# Data listing:
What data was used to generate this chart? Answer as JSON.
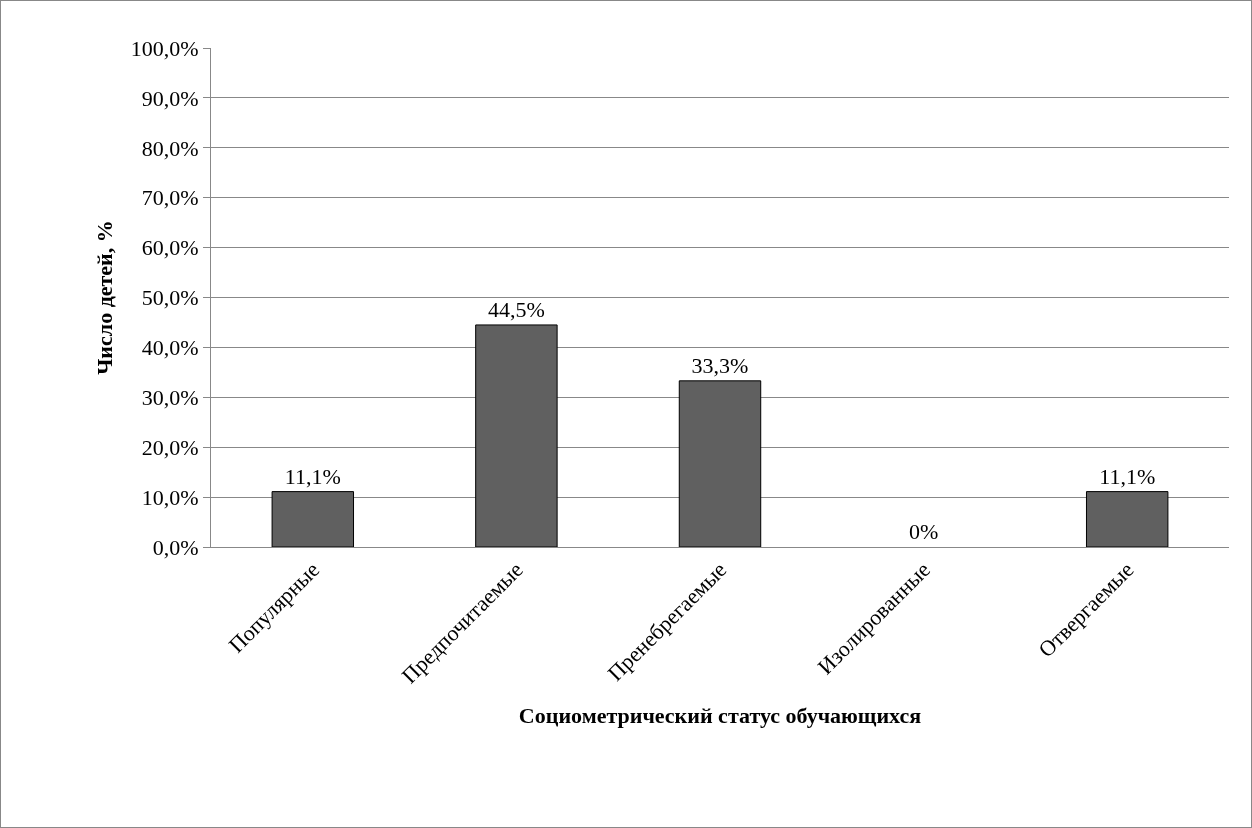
{
  "chart_data": {
    "type": "bar",
    "xlabel": "Социометрический статус обучающихся",
    "ylabel": "Число детей, %",
    "categories": [
      "Популярные",
      "Предпочитаемые",
      "Пренебрегаемые",
      "Изолированные",
      "Отвергаемые"
    ],
    "values": [
      11.1,
      44.5,
      33.3,
      0,
      11.1
    ],
    "value_labels": [
      "11,1%",
      "44,5%",
      "33,3%",
      "0%",
      "11,1%"
    ],
    "color": "#606060",
    "ylim": [
      0,
      100
    ],
    "yticks": [
      {
        "value": 0,
        "label": "0,0%"
      },
      {
        "value": 10,
        "label": "10,0%"
      },
      {
        "value": 20,
        "label": "20,0%"
      },
      {
        "value": 30,
        "label": "30,0%"
      },
      {
        "value": 40,
        "label": "40,0%"
      },
      {
        "value": 50,
        "label": "50,0%"
      },
      {
        "value": 60,
        "label": "60,0%"
      },
      {
        "value": 70,
        "label": "70,0%"
      },
      {
        "value": 80,
        "label": "80,0%"
      },
      {
        "value": 90,
        "label": "90,0%"
      },
      {
        "value": 100,
        "label": "100,0%"
      }
    ],
    "grid": "y"
  }
}
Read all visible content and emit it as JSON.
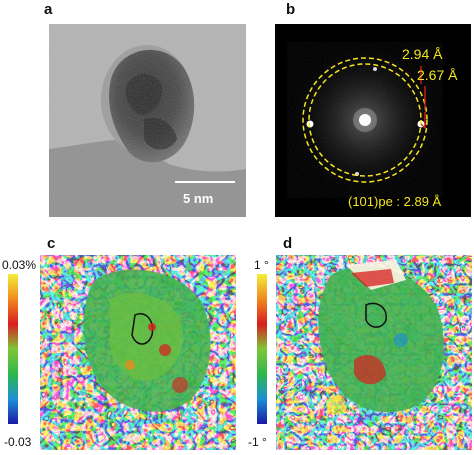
{
  "panels": {
    "a": {
      "letter": "a",
      "scale_bar_label": "5 nm"
    },
    "b": {
      "letter": "b",
      "ring_outer_label": "2.94 Å",
      "ring_inner_label": "2.67 Å",
      "plane_label": "(101)pe : 2.89 Å",
      "annotation_color": "#f5e61c",
      "marker_color": "#e0201e"
    },
    "c": {
      "letter": "c",
      "colorbar_max": "0.03%",
      "colorbar_min": "-0.03"
    },
    "d": {
      "letter": "d",
      "colorbar_max": "1 °",
      "colorbar_min": "-1 °"
    }
  },
  "colors": {
    "colormap": [
      "#1a1aa6",
      "#1d8fd6",
      "#2fb84a",
      "#7ec638",
      "#f3ee3a",
      "#f08a1e",
      "#d81e1e",
      "#fff4e6"
    ]
  }
}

# Request:
Copy all lines from the material that hold "JSON".

# The response:
What data was used to generate this chart? Answer as JSON.
Read all visible content and emit it as JSON.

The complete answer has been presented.